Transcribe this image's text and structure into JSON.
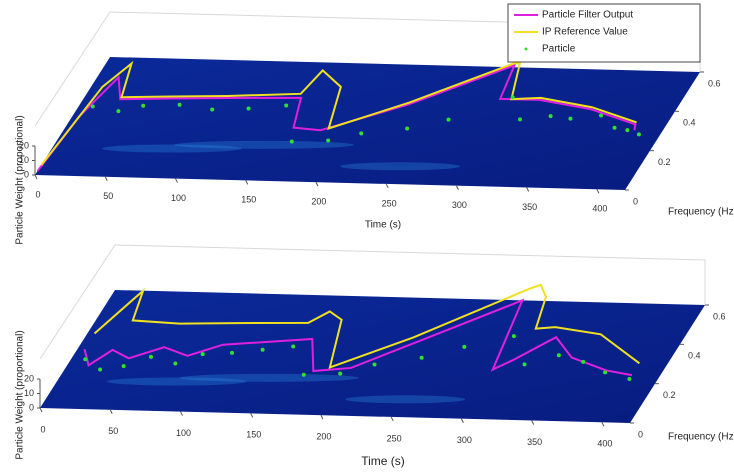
{
  "chart_data": [
    {
      "type": "surface3d",
      "xlabel": "Time (s)",
      "ylabel": "Frequency (Hz)",
      "zlabel": "Particle Weight (proportional)",
      "xlim": [
        0,
        420
      ],
      "ylim": [
        0,
        0.6
      ],
      "zlim": [
        0,
        20
      ],
      "xticks": [
        0,
        50,
        100,
        150,
        200,
        250,
        300,
        350,
        400
      ],
      "yticks": [
        0,
        0.2,
        0.4,
        0.6
      ],
      "zticks": [
        0,
        10,
        20
      ],
      "legend": "upper right",
      "series": [
        {
          "name": "Particle Filter Output",
          "color": "#e020e0",
          "kind": "line",
          "x": [
            0,
            5,
            15,
            26,
            60,
            100,
            152,
            160,
            180,
            230,
            287,
            292,
            320,
            360,
            398,
            400
          ],
          "values": [
            0.02,
            0.3,
            0.5,
            0.39,
            0.4,
            0.41,
            0.42,
            0.27,
            0.26,
            0.4,
            0.61,
            0.44,
            0.44,
            0.4,
            0.33,
            0.3
          ]
        },
        {
          "name": "IP Reference Value",
          "color": "#f0e020",
          "kind": "line",
          "x": [
            0,
            8,
            18,
            26,
            60,
            100,
            150,
            155,
            175,
            185,
            230,
            286,
            290,
            300,
            320,
            360,
            398
          ],
          "values": [
            0.05,
            0.45,
            0.57,
            0.4,
            0.41,
            0.42,
            0.44,
            0.56,
            0.48,
            0.27,
            0.41,
            0.62,
            0.62,
            0.44,
            0.45,
            0.41,
            0.34
          ]
        },
        {
          "name": "Particle",
          "color": "#30e030",
          "kind": "scatter",
          "x": [
            10,
            30,
            45,
            70,
            95,
            120,
            145,
            165,
            190,
            210,
            240,
            265,
            300,
            315,
            335,
            350,
            370,
            385,
            395,
            405
          ],
          "values": [
            0.35,
            0.33,
            0.36,
            0.37,
            0.35,
            0.36,
            0.38,
            0.2,
            0.21,
            0.25,
            0.28,
            0.33,
            0.45,
            0.34,
            0.36,
            0.35,
            0.37,
            0.31,
            0.3,
            0.28
          ]
        }
      ]
    },
    {
      "type": "surface3d",
      "xlabel": "Time (s)",
      "ylabel": "Frequency (Hz)",
      "zlabel": "Particle Weight (proportional)",
      "xlim": [
        0,
        420
      ],
      "ylim": [
        0,
        0.6
      ],
      "zlim": [
        0,
        20
      ],
      "xticks": [
        0,
        50,
        100,
        150,
        200,
        250,
        300,
        350,
        400
      ],
      "yticks": [
        0,
        0.2,
        0.4,
        0.6
      ],
      "zticks": [
        0,
        10,
        20
      ],
      "series": [
        {
          "color": "#e020e0",
          "kind": "line",
          "x": [
            5,
            15,
            25,
            40,
            60,
            80,
            100,
            130,
            160,
            175,
            200,
            240,
            290,
            300,
            310,
            330,
            350,
            380,
            400
          ],
          "values": [
            0.3,
            0.22,
            0.3,
            0.26,
            0.32,
            0.28,
            0.34,
            0.36,
            0.38,
            0.22,
            0.24,
            0.4,
            0.6,
            0.25,
            0.3,
            0.42,
            0.32,
            0.26,
            0.24
          ]
        },
        {
          "color": "#f0e020",
          "kind": "line",
          "x": [
            5,
            20,
            26,
            60,
            100,
            150,
            160,
            172,
            185,
            230,
            290,
            296,
            305,
            312,
            325,
            360,
            400
          ],
          "values": [
            0.38,
            0.6,
            0.45,
            0.44,
            0.45,
            0.46,
            0.52,
            0.48,
            0.24,
            0.4,
            0.66,
            0.68,
            0.62,
            0.46,
            0.47,
            0.44,
            0.3
          ]
        },
        {
          "color": "#30e030",
          "kind": "scatter",
          "x": [
            10,
            25,
            40,
            55,
            75,
            90,
            110,
            130,
            150,
            170,
            195,
            215,
            245,
            270,
            300,
            320,
            340,
            360,
            380,
            400
          ],
          "values": [
            0.25,
            0.2,
            0.22,
            0.27,
            0.24,
            0.29,
            0.3,
            0.32,
            0.34,
            0.2,
            0.21,
            0.26,
            0.3,
            0.36,
            0.42,
            0.28,
            0.33,
            0.3,
            0.25,
            0.22
          ]
        }
      ]
    }
  ]
}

**WHAT THE TASK REQUIRES:**
From the listing above, print every entry precisely and drop the pictures.

**WRITTEN SOLUTION:**
Transcribe this image's text and structure into JSON.
{
  "chart_data": [
    {
      "type": "surface3d",
      "xlabel": "Time (s)",
      "ylabel": "Frequency (Hz)",
      "zlabel": "Particle Weight (proportional)",
      "xlim": [
        0,
        420
      ],
      "ylim": [
        0,
        0.6
      ],
      "zlim": [
        0,
        20
      ],
      "xticks": [
        0,
        50,
        100,
        150,
        200,
        250,
        300,
        350,
        400
      ],
      "yticks": [
        0,
        0.2,
        0.4,
        0.6
      ],
      "zticks": [
        0,
        10,
        20
      ],
      "legend": "upper right",
      "series": [
        {
          "name": "Particle Filter Output",
          "color": "#e020e0",
          "kind": "line",
          "x": [
            0,
            5,
            15,
            26,
            60,
            100,
            152,
            160,
            180,
            230,
            287,
            292,
            320,
            360,
            398,
            400
          ],
          "values": [
            0.02,
            0.3,
            0.5,
            0.39,
            0.4,
            0.41,
            0.42,
            0.27,
            0.26,
            0.4,
            0.61,
            0.44,
            0.44,
            0.4,
            0.33,
            0.3
          ]
        },
        {
          "name": "IP Reference Value",
          "color": "#f0e020",
          "kind": "line",
          "x": [
            0,
            8,
            18,
            26,
            60,
            100,
            150,
            155,
            175,
            185,
            230,
            286,
            290,
            300,
            320,
            360,
            398
          ],
          "values": [
            0.05,
            0.45,
            0.57,
            0.4,
            0.41,
            0.42,
            0.44,
            0.56,
            0.48,
            0.27,
            0.41,
            0.62,
            0.62,
            0.44,
            0.45,
            0.41,
            0.34
          ]
        },
        {
          "name": "Particle",
          "color": "#30e030",
          "kind": "scatter",
          "x": [
            10,
            30,
            45,
            70,
            95,
            120,
            145,
            165,
            190,
            210,
            240,
            265,
            300,
            315,
            335,
            350,
            370,
            385,
            395,
            405
          ],
          "values": [
            0.35,
            0.33,
            0.36,
            0.37,
            0.35,
            0.36,
            0.38,
            0.2,
            0.21,
            0.25,
            0.28,
            0.33,
            0.45,
            0.34,
            0.36,
            0.35,
            0.37,
            0.31,
            0.3,
            0.28
          ]
        }
      ]
    },
    {
      "type": "surface3d",
      "xlabel": "Time (s)",
      "ylabel": "Frequency (Hz)",
      "zlabel": "Particle Weight (proportional)",
      "xlim": [
        0,
        420
      ],
      "ylim": [
        0,
        0.6
      ],
      "zlim": [
        0,
        20
      ],
      "xticks": [
        0,
        50,
        100,
        150,
        200,
        250,
        300,
        350,
        400
      ],
      "yticks": [
        0,
        0.2,
        0.4,
        0.6
      ],
      "zticks": [
        0,
        10,
        20
      ],
      "series": [
        {
          "color": "#e020e0",
          "kind": "line",
          "x": [
            5,
            15,
            25,
            40,
            60,
            80,
            100,
            130,
            160,
            175,
            200,
            240,
            290,
            300,
            310,
            330,
            350,
            380,
            400
          ],
          "values": [
            0.3,
            0.22,
            0.3,
            0.26,
            0.32,
            0.28,
            0.34,
            0.36,
            0.38,
            0.22,
            0.24,
            0.4,
            0.6,
            0.25,
            0.3,
            0.42,
            0.32,
            0.26,
            0.24
          ]
        },
        {
          "color": "#f0e020",
          "kind": "line",
          "x": [
            5,
            20,
            26,
            60,
            100,
            150,
            160,
            172,
            185,
            230,
            290,
            296,
            305,
            312,
            325,
            360,
            400
          ],
          "values": [
            0.38,
            0.6,
            0.45,
            0.44,
            0.45,
            0.46,
            0.52,
            0.48,
            0.24,
            0.4,
            0.66,
            0.68,
            0.62,
            0.46,
            0.47,
            0.44,
            0.3
          ]
        },
        {
          "color": "#30e030",
          "kind": "scatter",
          "x": [
            10,
            25,
            40,
            55,
            75,
            90,
            110,
            130,
            150,
            170,
            195,
            215,
            245,
            270,
            300,
            320,
            340,
            360,
            380,
            400
          ],
          "values": [
            0.25,
            0.2,
            0.22,
            0.27,
            0.24,
            0.29,
            0.3,
            0.32,
            0.34,
            0.2,
            0.21,
            0.26,
            0.3,
            0.36,
            0.42,
            0.28,
            0.33,
            0.3,
            0.25,
            0.22
          ]
        }
      ]
    }
  ]
}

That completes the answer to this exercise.